Input data:

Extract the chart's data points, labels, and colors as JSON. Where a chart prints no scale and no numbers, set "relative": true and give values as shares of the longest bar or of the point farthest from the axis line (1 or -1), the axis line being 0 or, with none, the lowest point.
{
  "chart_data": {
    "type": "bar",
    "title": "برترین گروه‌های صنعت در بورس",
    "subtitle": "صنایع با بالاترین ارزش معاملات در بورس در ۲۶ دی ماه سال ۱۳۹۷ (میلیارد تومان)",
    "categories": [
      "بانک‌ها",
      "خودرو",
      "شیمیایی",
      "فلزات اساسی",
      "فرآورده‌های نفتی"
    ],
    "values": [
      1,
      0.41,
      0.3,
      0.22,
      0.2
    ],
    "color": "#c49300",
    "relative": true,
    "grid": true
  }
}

Exercise description: Every record above should be copied exactly.

Completed task:
Extract the chart's data points, labels, and colors as JSON. Where a chart prints no scale and no numbers, set "relative": true and give values as shares of the longest bar or of the point farthest from the axis line (1 or -1), the axis line being 0 or, with none, the lowest point.
{
  "chart_data": {
    "type": "bar",
    "title": "برترین گروه‌های صنعت در بورس",
    "subtitle": "صنایع با بالاترین ارزش معاملات در بورس در ۲۶ دی ماه سال ۱۳۹۷ (میلیارد تومان)",
    "categories": [
      "بانک‌ها",
      "خودرو",
      "شیمیایی",
      "فلزات اساسی",
      "فرآورده‌های نفتی"
    ],
    "values": [
      1,
      0.41,
      0.3,
      0.22,
      0.2
    ],
    "color": "#c49300",
    "relative": true,
    "grid": true
  }
}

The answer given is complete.